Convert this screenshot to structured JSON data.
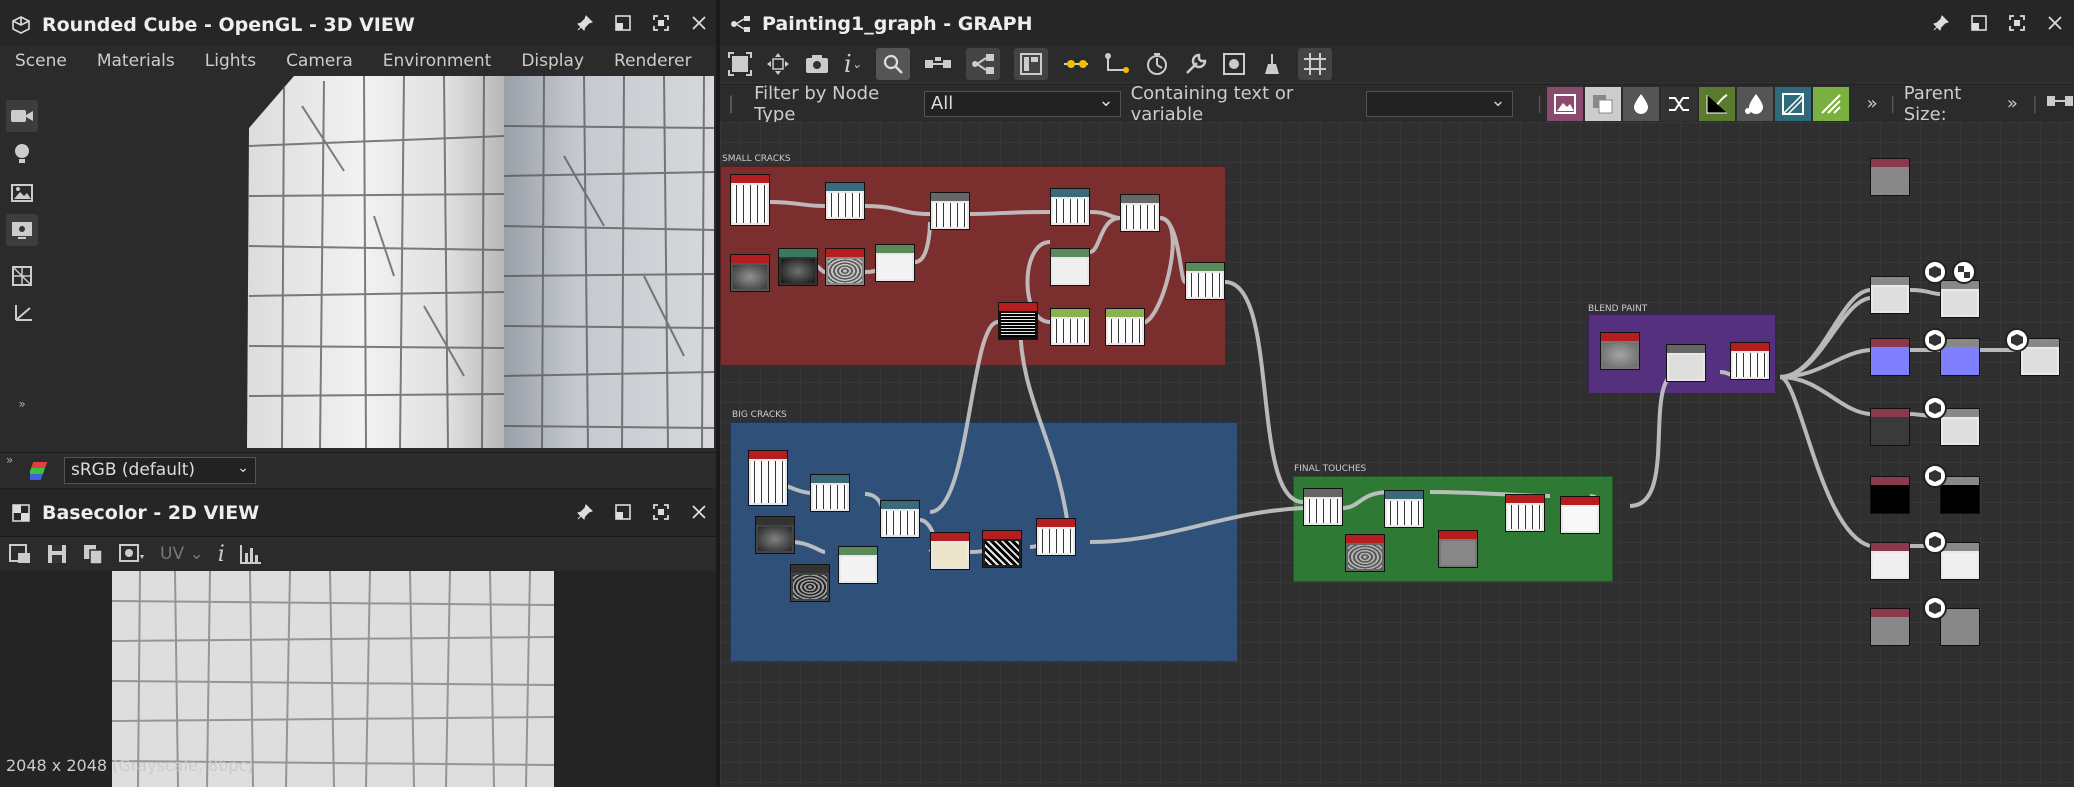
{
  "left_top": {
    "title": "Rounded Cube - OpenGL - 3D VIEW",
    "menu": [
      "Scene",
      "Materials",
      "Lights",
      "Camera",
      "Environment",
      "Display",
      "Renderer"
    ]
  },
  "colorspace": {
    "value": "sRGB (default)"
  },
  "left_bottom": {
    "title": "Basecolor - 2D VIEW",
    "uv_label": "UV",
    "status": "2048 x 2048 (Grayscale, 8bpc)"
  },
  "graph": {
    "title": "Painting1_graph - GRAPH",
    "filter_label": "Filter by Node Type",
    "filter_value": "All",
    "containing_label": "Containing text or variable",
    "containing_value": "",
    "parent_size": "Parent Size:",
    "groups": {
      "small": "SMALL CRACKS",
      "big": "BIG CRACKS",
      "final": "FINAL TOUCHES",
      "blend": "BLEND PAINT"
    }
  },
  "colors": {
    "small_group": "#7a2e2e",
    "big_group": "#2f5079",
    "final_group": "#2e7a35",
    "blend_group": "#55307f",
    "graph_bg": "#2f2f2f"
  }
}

§ §

EXERCISE TASK:
Pictures in the data above should not be copied; transcribe everything else exactly.

WRITTEN ANSWER:
Convert this screenshot to structured JSON data.
{
  "left_top": {
    "title": "Rounded Cube - OpenGL - 3D VIEW",
    "menu": [
      "Scene",
      "Materials",
      "Lights",
      "Camera",
      "Environment",
      "Display",
      "Renderer"
    ]
  },
  "colorspace": {
    "value": "sRGB (default)"
  },
  "left_bottom": {
    "title": "Basecolor - 2D VIEW",
    "uv_label": "UV",
    "status": "2048 x 2048 (Grayscale, 8bpc)"
  },
  "graph": {
    "title": "Painting1_graph - GRAPH",
    "filter_label": "Filter by Node Type",
    "filter_value": "All",
    "containing_label": "Containing text or variable",
    "containing_value": "",
    "parent_size": "Parent Size:",
    "groups": {
      "small": "SMALL CRACKS",
      "big": "BIG CRACKS",
      "final": "FINAL TOUCHES",
      "blend": "BLEND PAINT"
    }
  },
  "colors": {
    "small_group": "#7a2e2e",
    "big_group": "#2f5079",
    "final_group": "#2e7a35",
    "blend_group": "#55307f",
    "graph_bg": "#2f2f2f"
  }
}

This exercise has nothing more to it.